Problem to solve:
Restate the records below word for word, and omit the images they hold.

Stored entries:
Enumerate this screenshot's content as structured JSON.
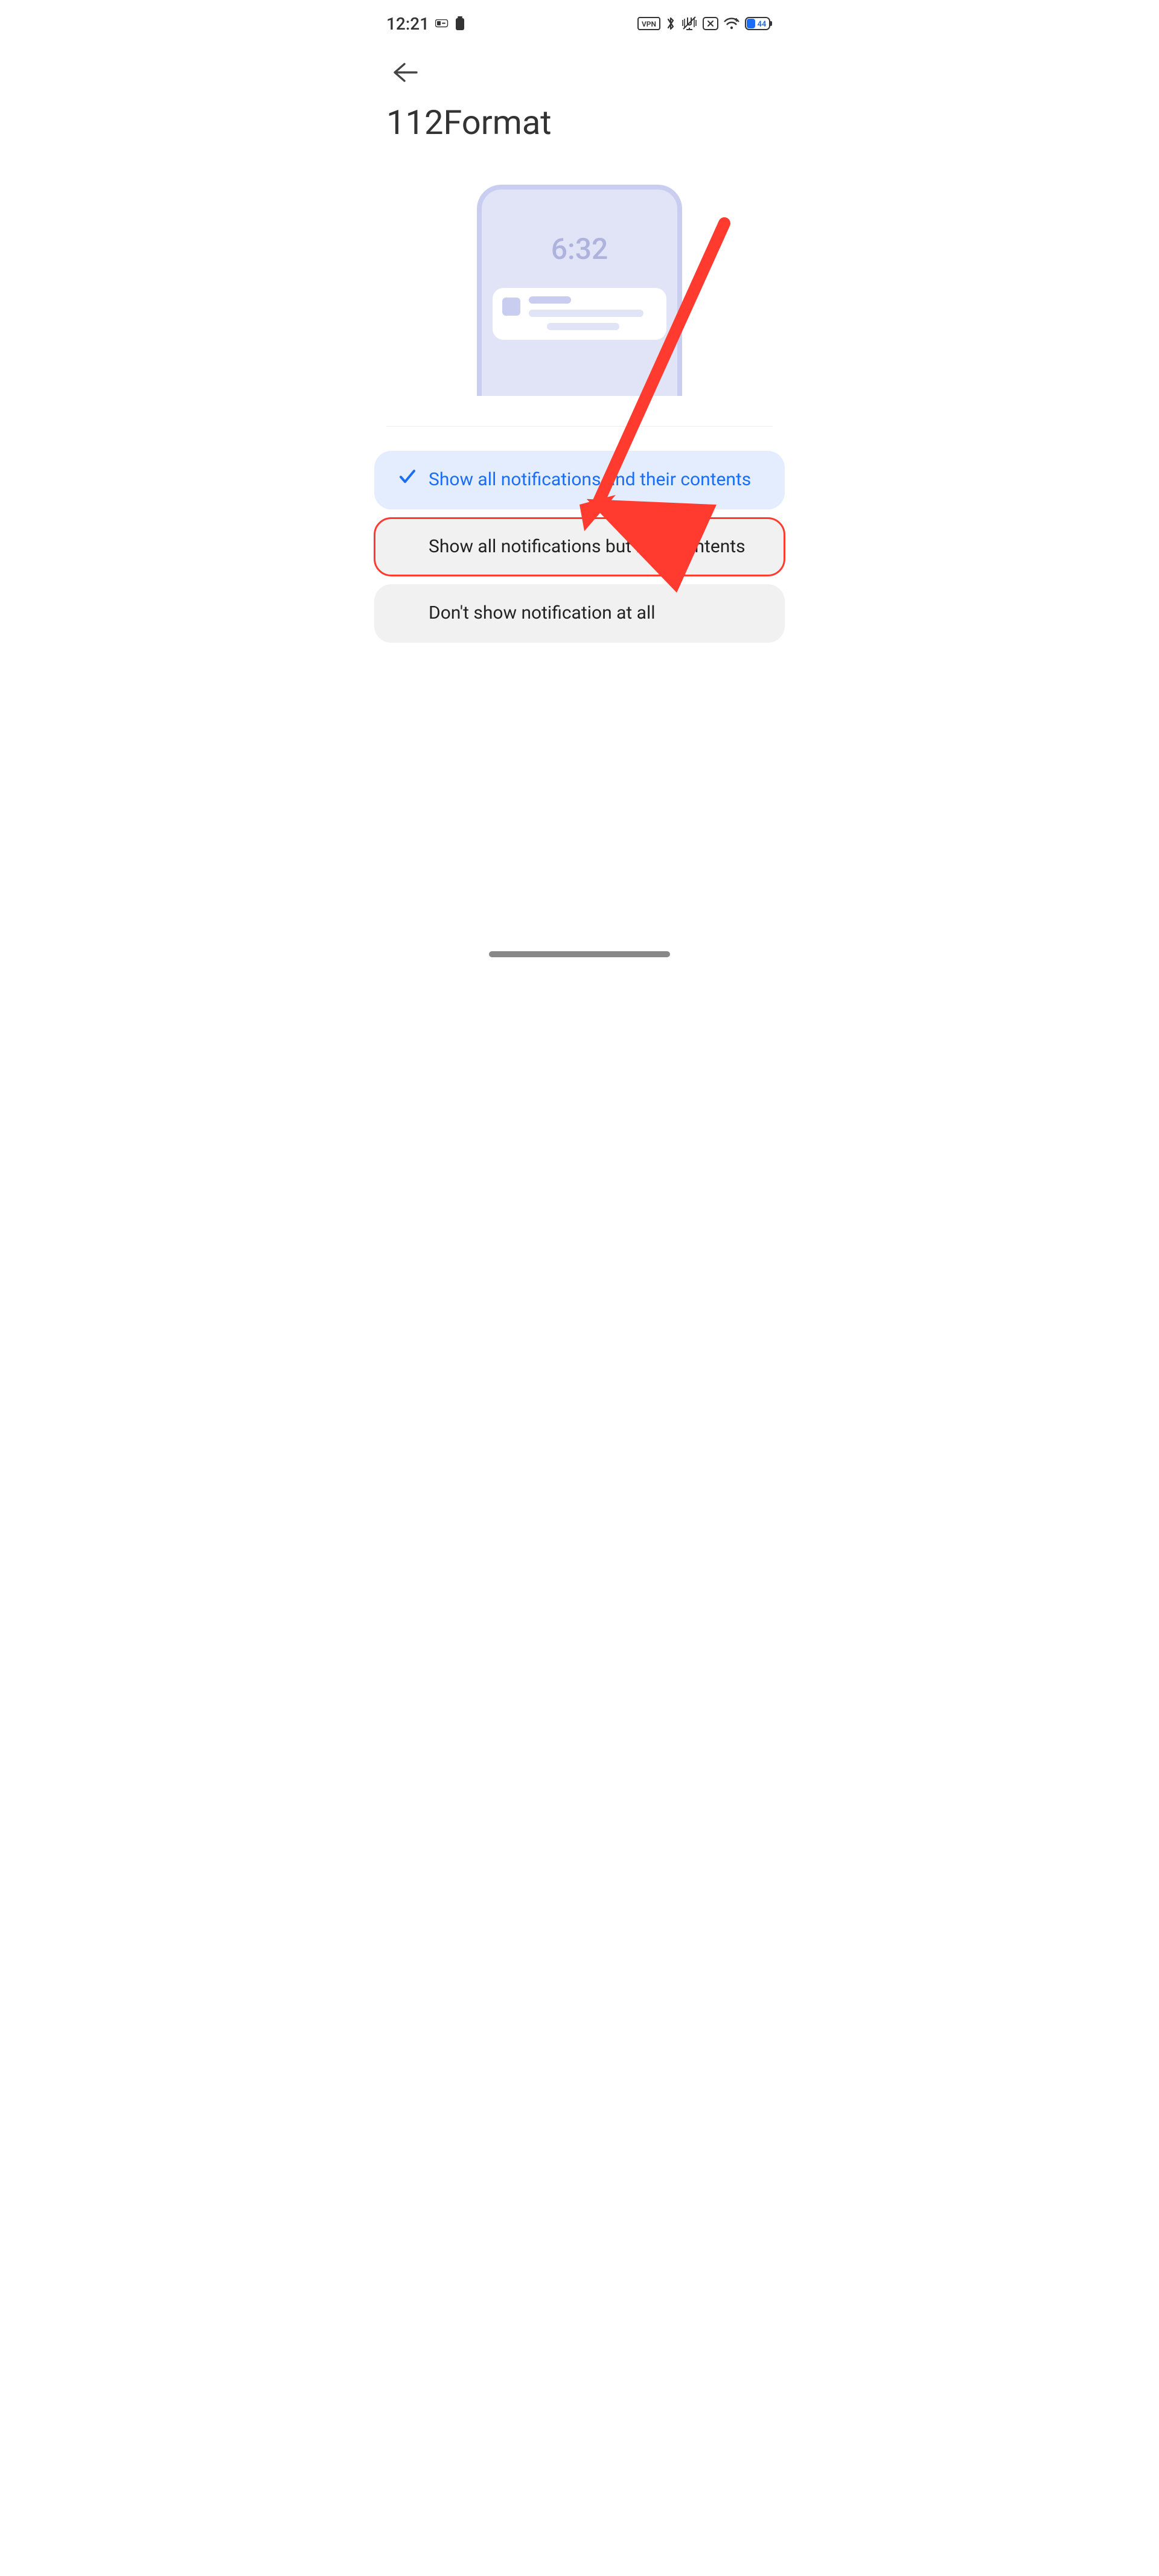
{
  "status": {
    "time": "12:21",
    "battery_percent": "44",
    "icons": {
      "vpn": "VPN",
      "bluetooth": "bluetooth",
      "vibrate": "vibrate",
      "screenshot_off": "screenshot-off",
      "wifi": "wifi",
      "battery": "battery"
    }
  },
  "header": {
    "title": "112Format"
  },
  "preview": {
    "lock_time": "6:32"
  },
  "options": [
    {
      "label": "Show all notifications and their contents",
      "selected": true,
      "highlighted": false
    },
    {
      "label": "Show all notifications but hide contents",
      "selected": false,
      "highlighted": true
    },
    {
      "label": "Don't show notification at all",
      "selected": false,
      "highlighted": false
    }
  ],
  "annotation": {
    "arrow_color": "#ff3b30"
  }
}
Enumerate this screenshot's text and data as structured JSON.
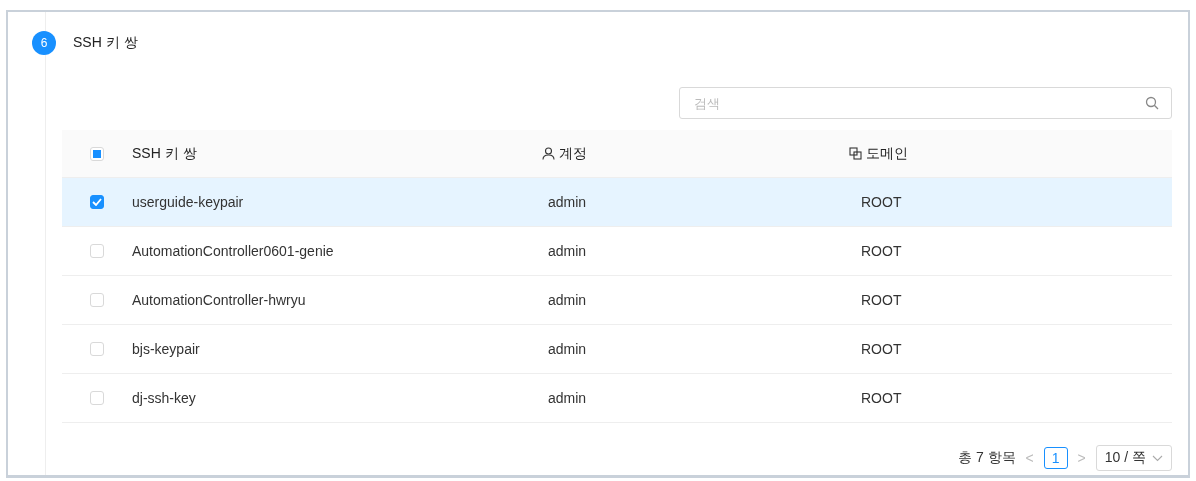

Task answer:
Enumerate this screenshot's content as structured JSON.
{
  "status": {
    "time": "12:21",
    "battery_percent": "44",
    "icons": {
      "vpn": "VPN",
      "bluetooth": "bluetooth",
      "vibrate": "vibrate",
      "screenshot_off": "screenshot-off",
      "wifi": "wifi",
      "battery": "battery"
    }
  },
  "header": {
    "title": "112Format"
  },
  "preview": {
    "lock_time": "6:32"
  },
  "options": [
    {
      "label": "Show all notifications and their contents",
      "selected": true,
      "highlighted": false
    },
    {
      "label": "Show all notifications but hide contents",
      "selected": false,
      "highlighted": true
    },
    {
      "label": "Don't show notification at all",
      "selected": false,
      "highlighted": false
    }
  ],
  "annotation": {
    "arrow_color": "#ff3b30"
  }
}
Enumerate this screenshot's text and data as structured JSON.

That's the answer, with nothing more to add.